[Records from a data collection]
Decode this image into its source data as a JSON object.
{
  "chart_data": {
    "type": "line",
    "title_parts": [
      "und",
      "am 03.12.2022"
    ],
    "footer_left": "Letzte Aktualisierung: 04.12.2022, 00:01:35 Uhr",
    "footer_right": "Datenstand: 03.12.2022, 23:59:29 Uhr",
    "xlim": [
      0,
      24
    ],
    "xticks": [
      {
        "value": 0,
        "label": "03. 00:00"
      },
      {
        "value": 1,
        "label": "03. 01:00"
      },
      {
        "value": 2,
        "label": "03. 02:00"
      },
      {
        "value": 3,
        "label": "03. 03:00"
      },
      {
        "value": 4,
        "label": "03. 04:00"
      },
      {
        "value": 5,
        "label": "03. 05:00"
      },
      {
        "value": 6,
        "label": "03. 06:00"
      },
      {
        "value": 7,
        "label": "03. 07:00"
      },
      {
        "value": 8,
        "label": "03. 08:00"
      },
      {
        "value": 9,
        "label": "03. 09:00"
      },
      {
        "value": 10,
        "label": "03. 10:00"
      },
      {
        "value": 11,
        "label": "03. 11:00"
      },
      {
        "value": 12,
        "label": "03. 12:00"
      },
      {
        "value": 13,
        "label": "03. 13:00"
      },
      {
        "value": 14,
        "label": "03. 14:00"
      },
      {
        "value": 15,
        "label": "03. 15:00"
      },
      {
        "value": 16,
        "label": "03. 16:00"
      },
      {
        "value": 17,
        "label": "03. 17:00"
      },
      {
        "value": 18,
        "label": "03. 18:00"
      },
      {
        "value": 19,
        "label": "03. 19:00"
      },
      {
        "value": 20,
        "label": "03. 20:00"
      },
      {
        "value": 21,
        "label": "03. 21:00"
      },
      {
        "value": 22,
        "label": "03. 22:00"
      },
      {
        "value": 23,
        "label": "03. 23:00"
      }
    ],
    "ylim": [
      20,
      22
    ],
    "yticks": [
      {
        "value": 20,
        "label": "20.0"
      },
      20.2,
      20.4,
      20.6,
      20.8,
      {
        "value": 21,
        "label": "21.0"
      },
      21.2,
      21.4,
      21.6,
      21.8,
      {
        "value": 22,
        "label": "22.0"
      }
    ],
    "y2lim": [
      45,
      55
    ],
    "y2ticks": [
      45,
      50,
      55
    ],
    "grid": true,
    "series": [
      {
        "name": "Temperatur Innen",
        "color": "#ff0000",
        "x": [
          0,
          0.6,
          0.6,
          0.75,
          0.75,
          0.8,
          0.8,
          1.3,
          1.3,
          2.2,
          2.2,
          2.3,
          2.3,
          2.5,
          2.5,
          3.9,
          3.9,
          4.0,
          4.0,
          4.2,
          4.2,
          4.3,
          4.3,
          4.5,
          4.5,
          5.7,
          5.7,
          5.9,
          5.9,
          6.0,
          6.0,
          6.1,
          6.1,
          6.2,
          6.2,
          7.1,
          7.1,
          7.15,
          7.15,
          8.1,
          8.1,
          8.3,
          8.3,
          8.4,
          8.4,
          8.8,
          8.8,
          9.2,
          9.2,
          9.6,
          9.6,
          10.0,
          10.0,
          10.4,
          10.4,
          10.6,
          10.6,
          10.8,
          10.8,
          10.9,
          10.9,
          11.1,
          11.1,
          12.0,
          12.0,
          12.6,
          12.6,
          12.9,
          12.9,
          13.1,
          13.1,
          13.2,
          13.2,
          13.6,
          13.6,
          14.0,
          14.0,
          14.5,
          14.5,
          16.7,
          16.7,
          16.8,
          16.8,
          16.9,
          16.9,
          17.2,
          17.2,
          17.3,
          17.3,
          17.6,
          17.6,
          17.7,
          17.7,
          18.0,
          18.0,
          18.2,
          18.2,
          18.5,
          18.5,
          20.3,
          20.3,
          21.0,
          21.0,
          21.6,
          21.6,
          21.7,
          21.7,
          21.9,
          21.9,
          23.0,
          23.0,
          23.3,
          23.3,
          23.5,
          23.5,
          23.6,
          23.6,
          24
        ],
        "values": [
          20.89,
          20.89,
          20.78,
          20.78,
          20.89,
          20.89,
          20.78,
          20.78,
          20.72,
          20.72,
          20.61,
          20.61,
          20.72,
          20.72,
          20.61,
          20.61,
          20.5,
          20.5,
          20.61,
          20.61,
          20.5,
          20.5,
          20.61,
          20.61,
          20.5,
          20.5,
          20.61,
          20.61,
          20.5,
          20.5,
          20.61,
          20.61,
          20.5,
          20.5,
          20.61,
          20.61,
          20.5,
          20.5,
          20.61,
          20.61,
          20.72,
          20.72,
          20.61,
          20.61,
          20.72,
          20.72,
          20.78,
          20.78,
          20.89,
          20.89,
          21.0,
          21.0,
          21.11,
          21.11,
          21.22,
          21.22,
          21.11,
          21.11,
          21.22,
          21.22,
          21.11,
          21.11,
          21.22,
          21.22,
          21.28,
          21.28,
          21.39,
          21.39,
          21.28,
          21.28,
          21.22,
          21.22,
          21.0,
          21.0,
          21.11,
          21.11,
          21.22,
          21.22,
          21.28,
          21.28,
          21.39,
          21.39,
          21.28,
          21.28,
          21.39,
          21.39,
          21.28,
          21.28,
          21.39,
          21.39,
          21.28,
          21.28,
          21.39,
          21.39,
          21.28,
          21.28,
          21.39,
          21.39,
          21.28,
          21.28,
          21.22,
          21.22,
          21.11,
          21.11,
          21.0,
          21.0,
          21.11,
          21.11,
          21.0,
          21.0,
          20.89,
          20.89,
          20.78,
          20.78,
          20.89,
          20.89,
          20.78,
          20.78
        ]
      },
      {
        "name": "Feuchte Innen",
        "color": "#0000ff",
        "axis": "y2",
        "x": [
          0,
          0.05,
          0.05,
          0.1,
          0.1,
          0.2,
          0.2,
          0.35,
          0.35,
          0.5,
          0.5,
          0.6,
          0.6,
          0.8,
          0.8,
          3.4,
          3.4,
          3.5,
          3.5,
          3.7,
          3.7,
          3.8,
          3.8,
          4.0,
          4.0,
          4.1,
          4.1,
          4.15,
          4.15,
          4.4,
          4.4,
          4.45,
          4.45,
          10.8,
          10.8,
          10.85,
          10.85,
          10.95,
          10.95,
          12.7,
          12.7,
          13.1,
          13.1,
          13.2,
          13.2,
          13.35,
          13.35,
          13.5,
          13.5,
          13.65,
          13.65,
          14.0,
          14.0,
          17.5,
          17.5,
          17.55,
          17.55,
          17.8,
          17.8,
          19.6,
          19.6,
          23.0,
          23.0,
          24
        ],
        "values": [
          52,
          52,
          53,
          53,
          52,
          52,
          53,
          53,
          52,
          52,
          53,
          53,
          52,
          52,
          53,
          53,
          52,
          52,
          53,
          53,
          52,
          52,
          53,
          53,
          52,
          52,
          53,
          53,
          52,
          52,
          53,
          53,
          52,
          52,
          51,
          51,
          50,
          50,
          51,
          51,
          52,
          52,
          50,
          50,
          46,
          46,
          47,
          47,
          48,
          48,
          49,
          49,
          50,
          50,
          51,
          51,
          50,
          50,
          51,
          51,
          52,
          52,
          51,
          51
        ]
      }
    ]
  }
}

→ **WRITTEN TASK**: From the records above, report the count of lines containing "name" and nothing more.

→ **TASK SOLUTION**: 2